──────── Listed entries ────────

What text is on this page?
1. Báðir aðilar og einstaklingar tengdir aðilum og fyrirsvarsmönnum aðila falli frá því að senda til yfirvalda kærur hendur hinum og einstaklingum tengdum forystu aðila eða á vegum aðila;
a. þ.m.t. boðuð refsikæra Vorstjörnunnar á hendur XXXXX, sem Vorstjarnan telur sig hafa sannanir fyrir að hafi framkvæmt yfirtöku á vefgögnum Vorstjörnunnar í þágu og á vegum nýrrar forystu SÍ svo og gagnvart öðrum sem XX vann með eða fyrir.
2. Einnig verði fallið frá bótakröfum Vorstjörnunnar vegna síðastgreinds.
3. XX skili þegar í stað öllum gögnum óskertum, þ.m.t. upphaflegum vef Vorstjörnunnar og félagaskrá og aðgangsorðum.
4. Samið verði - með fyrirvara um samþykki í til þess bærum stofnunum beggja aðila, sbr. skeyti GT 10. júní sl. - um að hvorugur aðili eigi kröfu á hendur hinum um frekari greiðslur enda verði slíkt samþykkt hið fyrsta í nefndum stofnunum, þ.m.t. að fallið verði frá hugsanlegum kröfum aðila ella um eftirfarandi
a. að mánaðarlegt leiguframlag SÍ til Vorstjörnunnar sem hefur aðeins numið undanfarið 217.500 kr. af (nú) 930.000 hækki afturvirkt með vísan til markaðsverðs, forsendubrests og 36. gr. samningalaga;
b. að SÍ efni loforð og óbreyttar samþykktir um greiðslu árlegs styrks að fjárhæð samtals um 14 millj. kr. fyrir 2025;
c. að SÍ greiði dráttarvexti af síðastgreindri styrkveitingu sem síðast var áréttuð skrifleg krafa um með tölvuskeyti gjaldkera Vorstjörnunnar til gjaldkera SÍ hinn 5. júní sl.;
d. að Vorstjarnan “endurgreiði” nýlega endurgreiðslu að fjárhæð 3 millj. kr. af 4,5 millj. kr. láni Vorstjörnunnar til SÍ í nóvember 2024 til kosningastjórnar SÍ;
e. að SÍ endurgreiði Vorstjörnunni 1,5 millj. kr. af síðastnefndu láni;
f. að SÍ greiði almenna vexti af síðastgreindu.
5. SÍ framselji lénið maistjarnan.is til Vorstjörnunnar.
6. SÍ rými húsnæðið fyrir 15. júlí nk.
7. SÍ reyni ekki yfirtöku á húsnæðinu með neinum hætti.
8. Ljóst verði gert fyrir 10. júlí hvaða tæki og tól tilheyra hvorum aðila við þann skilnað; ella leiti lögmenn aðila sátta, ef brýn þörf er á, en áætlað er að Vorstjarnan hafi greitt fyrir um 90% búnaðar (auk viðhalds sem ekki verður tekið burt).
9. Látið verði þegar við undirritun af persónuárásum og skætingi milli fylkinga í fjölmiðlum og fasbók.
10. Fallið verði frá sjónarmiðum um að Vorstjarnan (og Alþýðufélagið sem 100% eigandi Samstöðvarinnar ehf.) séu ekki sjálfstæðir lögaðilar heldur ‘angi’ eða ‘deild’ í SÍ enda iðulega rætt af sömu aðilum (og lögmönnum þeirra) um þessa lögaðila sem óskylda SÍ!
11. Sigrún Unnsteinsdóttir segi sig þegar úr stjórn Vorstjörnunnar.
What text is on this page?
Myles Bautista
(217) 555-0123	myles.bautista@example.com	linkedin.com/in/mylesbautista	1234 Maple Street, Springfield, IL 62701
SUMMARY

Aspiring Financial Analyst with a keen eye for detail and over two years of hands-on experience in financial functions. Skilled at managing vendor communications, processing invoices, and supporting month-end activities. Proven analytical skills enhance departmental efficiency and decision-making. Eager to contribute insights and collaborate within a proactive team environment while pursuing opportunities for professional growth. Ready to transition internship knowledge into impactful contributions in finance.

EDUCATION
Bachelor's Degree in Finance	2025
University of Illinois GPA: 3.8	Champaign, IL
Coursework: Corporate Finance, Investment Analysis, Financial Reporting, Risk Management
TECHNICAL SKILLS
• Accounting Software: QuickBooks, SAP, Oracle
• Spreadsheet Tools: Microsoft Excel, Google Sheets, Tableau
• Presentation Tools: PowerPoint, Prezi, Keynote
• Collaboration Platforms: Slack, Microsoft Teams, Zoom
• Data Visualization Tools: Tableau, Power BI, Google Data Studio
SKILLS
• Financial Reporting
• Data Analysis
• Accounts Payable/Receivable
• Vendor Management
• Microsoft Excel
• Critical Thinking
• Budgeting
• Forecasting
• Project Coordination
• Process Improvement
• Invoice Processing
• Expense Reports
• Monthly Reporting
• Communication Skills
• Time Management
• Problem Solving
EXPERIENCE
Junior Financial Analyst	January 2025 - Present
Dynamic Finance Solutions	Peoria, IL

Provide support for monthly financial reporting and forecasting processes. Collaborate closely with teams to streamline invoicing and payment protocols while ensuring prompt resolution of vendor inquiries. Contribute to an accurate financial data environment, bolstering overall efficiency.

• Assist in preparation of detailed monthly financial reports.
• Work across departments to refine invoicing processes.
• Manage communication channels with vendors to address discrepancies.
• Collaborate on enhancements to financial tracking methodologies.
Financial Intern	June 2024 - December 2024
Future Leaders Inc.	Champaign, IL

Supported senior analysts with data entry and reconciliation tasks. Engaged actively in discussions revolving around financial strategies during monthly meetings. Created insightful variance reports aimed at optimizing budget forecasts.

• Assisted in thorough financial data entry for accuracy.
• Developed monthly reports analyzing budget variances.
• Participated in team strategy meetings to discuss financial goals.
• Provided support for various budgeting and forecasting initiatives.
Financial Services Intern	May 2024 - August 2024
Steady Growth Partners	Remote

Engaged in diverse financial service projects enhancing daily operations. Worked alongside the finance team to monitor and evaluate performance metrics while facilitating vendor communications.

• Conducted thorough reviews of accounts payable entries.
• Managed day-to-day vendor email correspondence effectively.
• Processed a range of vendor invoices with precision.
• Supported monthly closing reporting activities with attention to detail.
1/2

────────

Task prompt — Where a line in the material contains "entry", copy that line.

Exercise output —
Supported senior analysts with data entry and reconciliation tasks. Engaged actively in discussions revolving around financial strategies during monthly meetings. Created insightful variance reports aimed at optimizing budget forecasts.
• Assisted in thorough financial data entry for accuracy.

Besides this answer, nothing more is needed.